(Spatial annotation entries)
+---+
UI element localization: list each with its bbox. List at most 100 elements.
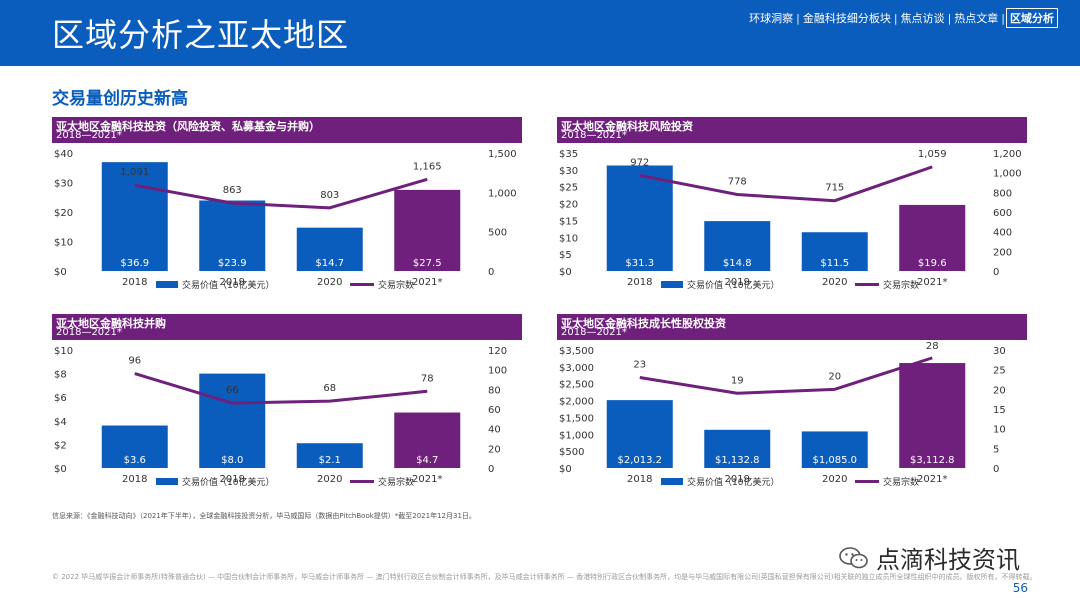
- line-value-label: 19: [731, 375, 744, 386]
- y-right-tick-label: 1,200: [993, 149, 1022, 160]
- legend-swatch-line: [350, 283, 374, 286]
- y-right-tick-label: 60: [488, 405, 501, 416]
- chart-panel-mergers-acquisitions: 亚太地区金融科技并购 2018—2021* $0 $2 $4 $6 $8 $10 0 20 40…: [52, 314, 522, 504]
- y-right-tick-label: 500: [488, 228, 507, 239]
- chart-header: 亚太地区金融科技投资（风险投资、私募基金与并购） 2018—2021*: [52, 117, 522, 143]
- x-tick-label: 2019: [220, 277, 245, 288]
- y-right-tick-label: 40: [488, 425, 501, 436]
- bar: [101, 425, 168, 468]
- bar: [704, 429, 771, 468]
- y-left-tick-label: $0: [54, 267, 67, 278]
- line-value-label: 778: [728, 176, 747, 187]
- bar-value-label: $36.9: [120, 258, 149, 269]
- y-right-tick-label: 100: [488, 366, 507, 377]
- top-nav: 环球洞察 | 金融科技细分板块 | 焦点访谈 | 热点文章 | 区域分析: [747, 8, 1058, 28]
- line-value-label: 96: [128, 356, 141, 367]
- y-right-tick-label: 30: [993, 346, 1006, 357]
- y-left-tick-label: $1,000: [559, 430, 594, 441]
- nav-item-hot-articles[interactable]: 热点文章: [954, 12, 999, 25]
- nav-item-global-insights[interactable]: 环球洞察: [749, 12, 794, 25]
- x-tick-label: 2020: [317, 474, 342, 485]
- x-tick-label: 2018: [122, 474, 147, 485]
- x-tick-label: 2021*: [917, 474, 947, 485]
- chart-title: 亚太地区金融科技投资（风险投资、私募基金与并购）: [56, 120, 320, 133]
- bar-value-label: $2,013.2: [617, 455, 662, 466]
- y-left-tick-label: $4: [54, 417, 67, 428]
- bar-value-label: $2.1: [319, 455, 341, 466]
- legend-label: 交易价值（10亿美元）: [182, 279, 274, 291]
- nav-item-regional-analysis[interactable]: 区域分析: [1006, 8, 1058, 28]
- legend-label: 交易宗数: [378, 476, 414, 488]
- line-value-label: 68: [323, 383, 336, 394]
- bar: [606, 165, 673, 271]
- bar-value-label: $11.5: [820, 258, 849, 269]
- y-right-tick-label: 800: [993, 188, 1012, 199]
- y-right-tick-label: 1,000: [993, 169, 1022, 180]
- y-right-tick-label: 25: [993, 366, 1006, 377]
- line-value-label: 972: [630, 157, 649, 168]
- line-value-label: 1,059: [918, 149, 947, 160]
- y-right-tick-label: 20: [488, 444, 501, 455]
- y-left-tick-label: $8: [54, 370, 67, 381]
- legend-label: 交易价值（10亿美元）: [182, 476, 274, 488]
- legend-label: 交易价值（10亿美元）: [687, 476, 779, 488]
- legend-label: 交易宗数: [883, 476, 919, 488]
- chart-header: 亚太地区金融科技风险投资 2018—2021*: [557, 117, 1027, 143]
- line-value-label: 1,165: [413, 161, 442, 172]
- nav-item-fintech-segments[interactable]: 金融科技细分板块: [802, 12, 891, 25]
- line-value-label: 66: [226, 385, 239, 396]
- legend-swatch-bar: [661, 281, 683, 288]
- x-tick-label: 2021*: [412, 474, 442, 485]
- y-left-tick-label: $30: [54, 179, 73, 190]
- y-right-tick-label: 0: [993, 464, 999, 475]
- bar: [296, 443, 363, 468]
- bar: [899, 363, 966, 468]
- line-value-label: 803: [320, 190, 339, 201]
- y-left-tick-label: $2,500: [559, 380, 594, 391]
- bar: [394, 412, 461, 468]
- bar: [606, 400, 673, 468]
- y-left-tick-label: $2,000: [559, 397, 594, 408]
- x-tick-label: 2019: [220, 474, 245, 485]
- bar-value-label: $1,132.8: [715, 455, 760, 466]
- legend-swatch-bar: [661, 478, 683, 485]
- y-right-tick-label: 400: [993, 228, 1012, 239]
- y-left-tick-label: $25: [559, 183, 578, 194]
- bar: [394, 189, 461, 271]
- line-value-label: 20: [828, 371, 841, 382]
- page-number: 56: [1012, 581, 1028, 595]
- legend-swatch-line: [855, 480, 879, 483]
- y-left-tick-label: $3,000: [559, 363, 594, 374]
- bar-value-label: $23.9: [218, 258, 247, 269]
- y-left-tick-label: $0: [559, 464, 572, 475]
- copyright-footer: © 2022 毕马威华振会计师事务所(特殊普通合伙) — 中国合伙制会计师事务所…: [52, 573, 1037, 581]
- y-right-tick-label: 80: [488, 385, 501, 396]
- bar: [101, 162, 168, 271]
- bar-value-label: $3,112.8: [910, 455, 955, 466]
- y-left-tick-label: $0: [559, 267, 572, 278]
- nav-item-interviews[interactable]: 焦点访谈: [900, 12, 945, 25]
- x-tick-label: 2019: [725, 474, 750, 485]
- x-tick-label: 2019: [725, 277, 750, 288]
+---+
EXERCISE REQUIREMENTS.
Print the entries above line for line, with no change to any character. Omit the pictures.

ANSWER TO THE EXERCISE.
UI element localization: list each with its bbox. List at most 100 elements.
- line-value-label: 19: [731, 375, 744, 386]
- y-right-tick-label: 1,200: [993, 149, 1022, 160]
- legend-swatch-line: [350, 283, 374, 286]
- y-right-tick-label: 60: [488, 405, 501, 416]
- chart-panel-mergers-acquisitions: 亚太地区金融科技并购 2018—2021* $0 $2 $4 $6 $8 $10 0 20 40…: [52, 314, 522, 504]
- y-right-tick-label: 500: [488, 228, 507, 239]
- chart-header: 亚太地区金融科技投资（风险投资、私募基金与并购） 2018—2021*: [52, 117, 522, 143]
- x-tick-label: 2019: [220, 277, 245, 288]
- y-right-tick-label: 40: [488, 425, 501, 436]
- bar: [101, 425, 168, 468]
- bar: [704, 429, 771, 468]
- y-left-tick-label: $0: [54, 267, 67, 278]
- line-value-label: 778: [728, 176, 747, 187]
- bar-value-label: $36.9: [120, 258, 149, 269]
- y-right-tick-label: 100: [488, 366, 507, 377]
- top-nav: 环球洞察 | 金融科技细分板块 | 焦点访谈 | 热点文章 | 区域分析: [747, 8, 1058, 28]
- line-value-label: 96: [128, 356, 141, 367]
- y-right-tick-label: 30: [993, 346, 1006, 357]
- y-left-tick-label: $1,000: [559, 430, 594, 441]
- nav-item-hot-articles[interactable]: 热点文章: [954, 12, 999, 25]
- nav-item-global-insights[interactable]: 环球洞察: [749, 12, 794, 25]
- x-tick-label: 2020: [317, 474, 342, 485]
- x-tick-label: 2018: [122, 474, 147, 485]
- x-tick-label: 2021*: [917, 474, 947, 485]
- chart-title: 亚太地区金融科技投资（风险投资、私募基金与并购）: [56, 120, 320, 133]
- bar-value-label: $2,013.2: [617, 455, 662, 466]
- y-left-tick-label: $4: [54, 417, 67, 428]
- bar-value-label: $2.1: [319, 455, 341, 466]
- legend-label: 交易价值（10亿美元）: [182, 279, 274, 291]
- nav-item-regional-analysis[interactable]: 区域分析: [1006, 8, 1058, 28]
- legend-label: 交易宗数: [378, 476, 414, 488]
- line-value-label: 68: [323, 383, 336, 394]
- bar: [606, 165, 673, 271]
- bar-value-label: $11.5: [820, 258, 849, 269]
- y-right-tick-label: 800: [993, 188, 1012, 199]
- y-right-tick-label: 1,000: [993, 169, 1022, 180]
- y-right-tick-label: 25: [993, 366, 1006, 377]
- line-value-label: 972: [630, 157, 649, 168]
- line-value-label: 1,059: [918, 149, 947, 160]
- y-right-tick-label: 20: [488, 444, 501, 455]
- y-left-tick-label: $8: [54, 370, 67, 381]
- legend-label: 交易价值（10亿美元）: [182, 476, 274, 488]
- legend-label: 交易价值（10亿美元）: [687, 476, 779, 488]
- legend-label: 交易宗数: [883, 476, 919, 488]
- chart-header: 亚太地区金融科技风险投资 2018—2021*: [557, 117, 1027, 143]
- line-value-label: 1,165: [413, 161, 442, 172]
- nav-item-fintech-segments[interactable]: 金融科技细分板块: [802, 12, 891, 25]
- line-value-label: 66: [226, 385, 239, 396]
- legend-swatch-bar: [661, 281, 683, 288]
- x-tick-label: 2021*: [412, 474, 442, 485]
- y-left-tick-label: $30: [54, 179, 73, 190]
- y-right-tick-label: 0: [993, 464, 999, 475]
- bar: [296, 443, 363, 468]
- bar: [899, 363, 966, 468]
- line-value-label: 803: [320, 190, 339, 201]
- y-left-tick-label: $2,500: [559, 380, 594, 391]
- bar: [394, 412, 461, 468]
- bar: [606, 400, 673, 468]
- y-left-tick-label: $2,000: [559, 397, 594, 408]
- x-tick-label: 2019: [220, 474, 245, 485]
- bar-value-label: $1,132.8: [715, 455, 760, 466]
- legend-swatch-bar: [661, 478, 683, 485]
- y-right-tick-label: 400: [993, 228, 1012, 239]
- y-left-tick-label: $25: [559, 183, 578, 194]
- bar: [394, 189, 461, 271]
- line-value-label: 20: [828, 371, 841, 382]
- page-number: 56: [1012, 581, 1028, 595]
- legend-swatch-line: [855, 480, 879, 483]
- y-left-tick-label: $3,000: [559, 363, 594, 374]
- bar-value-label: $23.9: [218, 258, 247, 269]
- y-left-tick-label: $0: [559, 464, 572, 475]
- copyright-footer: © 2022 毕马威华振会计师事务所(特殊普通合伙) — 中国合伙制会计师事务所…: [52, 573, 1037, 581]
- y-right-tick-label: 80: [488, 385, 501, 396]
- bar: [101, 162, 168, 271]
- bar-value-label: $3,112.8: [910, 455, 955, 466]
- y-left-tick-label: $0: [559, 267, 572, 278]
- nav-item-interviews[interactable]: 焦点访谈: [900, 12, 945, 25]
- x-tick-label: 2019: [725, 474, 750, 485]
- x-tick-label: 2019: [725, 277, 750, 288]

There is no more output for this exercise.